Recorded data

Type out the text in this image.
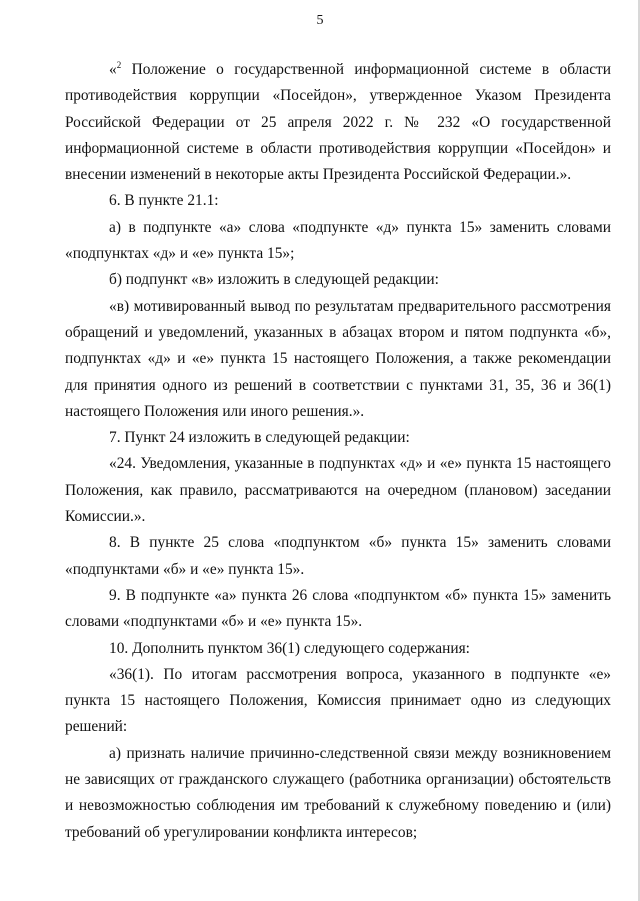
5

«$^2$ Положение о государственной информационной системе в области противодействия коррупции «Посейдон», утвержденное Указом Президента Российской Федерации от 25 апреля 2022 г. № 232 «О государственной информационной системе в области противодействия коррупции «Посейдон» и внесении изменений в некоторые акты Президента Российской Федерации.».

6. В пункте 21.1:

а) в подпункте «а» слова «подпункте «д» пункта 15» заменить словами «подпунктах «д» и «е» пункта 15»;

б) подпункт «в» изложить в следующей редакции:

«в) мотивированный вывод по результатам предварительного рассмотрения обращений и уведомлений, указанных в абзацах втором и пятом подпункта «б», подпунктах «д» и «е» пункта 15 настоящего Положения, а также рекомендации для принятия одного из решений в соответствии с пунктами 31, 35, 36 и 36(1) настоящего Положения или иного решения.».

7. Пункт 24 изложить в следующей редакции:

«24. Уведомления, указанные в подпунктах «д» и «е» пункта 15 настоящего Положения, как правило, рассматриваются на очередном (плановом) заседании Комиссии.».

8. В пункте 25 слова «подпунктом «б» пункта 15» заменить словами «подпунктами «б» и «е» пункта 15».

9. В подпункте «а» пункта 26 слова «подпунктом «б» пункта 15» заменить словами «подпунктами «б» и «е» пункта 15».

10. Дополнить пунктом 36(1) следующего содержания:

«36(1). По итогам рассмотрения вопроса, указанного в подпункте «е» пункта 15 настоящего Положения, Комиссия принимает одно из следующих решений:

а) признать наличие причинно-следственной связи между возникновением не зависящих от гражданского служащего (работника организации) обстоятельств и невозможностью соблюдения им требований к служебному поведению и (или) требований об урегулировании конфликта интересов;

Goal of the exercise:
Give back all entries exactly. No pictures belong in the copy.

Answer to the problem:
Type out the text in this image.
5

«$^2$ Положение о государственной информационной системе в области противодействия коррупции «Посейдон», утвержденное Указом Президента Российской Федерации от 25 апреля 2022 г. № 232 «О государственной информационной системе в области противодействия коррупции «Посейдон» и внесении изменений в некоторые акты Президента Российской Федерации.».

6. В пункте 21.1:

а) в подпункте «а» слова «подпункте «д» пункта 15» заменить словами «подпунктах «д» и «е» пункта 15»;

б) подпункт «в» изложить в следующей редакции:

«в) мотивированный вывод по результатам предварительного рассмотрения обращений и уведомлений, указанных в абзацах втором и пятом подпункта «б», подпунктах «д» и «е» пункта 15 настоящего Положения, а также рекомендации для принятия одного из решений в соответствии с пунктами 31, 35, 36 и 36(1) настоящего Положения или иного решения.».

7. Пункт 24 изложить в следующей редакции:

«24. Уведомления, указанные в подпунктах «д» и «е» пункта 15 настоящего Положения, как правило, рассматриваются на очередном (плановом) заседании Комиссии.».

8. В пункте 25 слова «подпунктом «б» пункта 15» заменить словами «подпунктами «б» и «е» пункта 15».

9. В подпункте «а» пункта 26 слова «подпунктом «б» пункта 15» заменить словами «подпунктами «б» и «е» пункта 15».

10. Дополнить пунктом 36(1) следующего содержания:

«36(1). По итогам рассмотрения вопроса, указанного в подпункте «е» пункта 15 настоящего Положения, Комиссия принимает одно из следующих решений:

а) признать наличие причинно-следственной связи между возникновением не зависящих от гражданского служащего (работника организации) обстоятельств и невозможностью соблюдения им требований к служебному поведению и (или) требований об урегулировании конфликта интересов;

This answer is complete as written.